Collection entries
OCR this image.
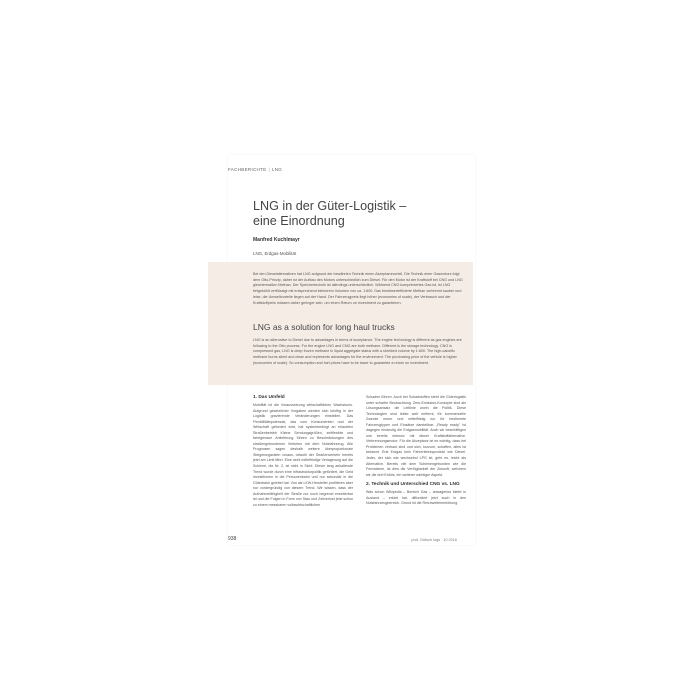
FACHBERICHTE | LNG
LNG in der Güter-Logistik –
eine Einordnung
Manfred Kuchlmayr
LNG, Erdgas-Mobilität

Bei den Dieselalternativen hat LNG aufgrund der bewährten Technik einen Akzeptanzvorteil. Die Technik einer Gasmotors folgt dem Otto-Prinzip, daher ist der Aufbau des Motors unterschiedlich zum Diesel. Für den Motor ist der Kraftstoff bei CNG und LNG gleichermaßen Methan. Der Speichertechnik ist allerdings unterschiedlich. Während CNG komprimiertes Gas ist, ist LNG tiefgekühlt verflüssigt mit entsprechend kleinerem Volumen von ca. 1:600. Das bereitwerteffizierte Methan verbrennt sauber und leise, die Umweltvorteile liegen auf der Hand. Der Fahrzeugpreis liegt höher (economies of scale), der Verbrauch und der Kraftstoffpreis müssen daher geringer sein, um einen Return on Investment zu garantieren.

LNG as a solution for long haul trucks

LNG is an alternative to Diesel due to advantages in terms of acceptance. The engine technology is different as gas engines are following to the Otto process. For the engine LNG and CNG are both methane. Different is the storage technology. CNG is compressed gas, LNG is deep frozen methane in liquid aggregate status with a shrinked volume by 1:600. The high-calorific methane burns silent and clean and represents advantages for the environment. The purchasing price of the vehicle is higher (economies of scale). So consumption and fuel prices have to be lower to guarantee a return on investment.

1. Das Umfeld

Mobilität ist die Voraussetzung wirtschaftlichen Wachstums. Aufgrund gesetzlicher Vorgaben werden sich künftig in der Logistik gravierende Veränderungen einstellen. Das Flexibilitätspotenzial, das vom Konsumenten und der Wirtschaft gefordert wird, hat systembedingt an erlaubten Straßenbetrieb Kleine Sendungsgrößen, zeitflexible und fahrtgenaue Anlieferung führen zu Beschränkungen des straßengebundenen Verkehrs mit dem Nutzfahrzeug. Alle Prognosen sagen deshalb weitere überproportionale Steigerungsraten voraus, obwohl der Straßenverkehr bereits jetzt am Limit fährt. Eine wohl mittelfristige Verlagerung auf die Schiene, die Nr. 2, ist nicht in Sicht. Dieser lang anhaltende Trend wurde durch eine Infrastrukturpolitik gefördert, die Geld investitionen in die Personenbahn und nur sekundär in die Güterbahn geleitet hat. Von als LKW-Hersteller profitieren aber nur vordergründig von diesem Trend. Wir wissen, dass der Aufnahmefähigkeit der Straße nur noch begrenzt erweiterbar ist und die Folgen in Form von Stau und Zeitverlust jetzt schon zu einem messbaren volkswirtschaftlichen

Schaden führen. Auch bei Schadstoffen steht die Güterlogistik unter scharfer Beobachtung. Zero-Emission-Konzepte sind als Lösungsansatz die Leitlinie worin die Politik. Diese Technologien sind leider weit entfernt, für kommerzielle Zwecke neuer und mittelfristig nur für bestimmte Fahrzeugtypen und Einsätze darstellbar. „Ready ready" ist dagegen eindeutig die Erdgasmobilität. Auch wir beschäftigen uns bereits intensiv mit dieser Kraftstoffalternative. Verbrennungsmotor. Für die Akzeptanz ist es wichtig, dass bei Problemen vertraut sind und sich, kurzum, schaffen, alles ist bekannt. Erst Erdgas kein Fahrerlebnisprodukt wie Diesel. Jeder, der sich wie wechselnd LPG ist, geht es, leicht als Alternative. Bereits viel dem Schienengebunden wie die Fernwärme, ist dies die Verfügbarkeit der Zukunft, welchem wir die drei Erdöls, ein weiterer wichtiger Aspekt.

2. Technik und Unterschied CNG vs. LNG

Was schon Wikipedia – Bereich Gas – anwagerlos bietet in Ausland – erkärt hat, diffundiert jetzt auch in den Nutzfahrzeugbereich. Grund ist die Reichweitenerhöhung.

938	prof. Gütsch logs 10 2016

Required work |
Filter the entries and copy out every line with the word "scale".

Task response |
Bei den Dieselalternativen hat LNG aufgrund der bewährten Technik einen Akzeptanzvorteil. Die Technik einer Gasmotors folgt dem Otto-Prinzip, daher ist der Aufbau des Motors unterschiedlich zum Diesel. Für den Motor ist der Kraftstoff bei CNG und LNG gleichermaßen Methan. Der Speichertechnik ist allerdings unterschiedlich. Während CNG komprimiertes Gas ist, ist LNG tiefgekühlt verflüssigt mit entsprechend kleinerem Volumen von ca. 1:600. Das bereitwerteffizierte Methan verbrennt sauber und leise, die Umweltvorteile liegen auf der Hand. Der Fahrzeugpreis liegt höher (economies of scale), der Verbrauch und der Kraftstoffpreis müssen daher geringer sein, um einen Return on Investment zu garantieren.
LNG is an alternative to Diesel due to advantages in terms of acceptance. The engine technology is different as gas engines are following to the Otto process. For the engine LNG and CNG are both methane. Different is the storage technology. CNG is compressed gas, LNG is deep frozen methane in liquid aggregate status with a shrinked volume by 1:600. The high-calorific methane burns silent and clean and represents advantages for the environment. The purchasing price of the vehicle is higher (economies of scale). So consumption and fuel prices have to be lower to guarantee a return on investment.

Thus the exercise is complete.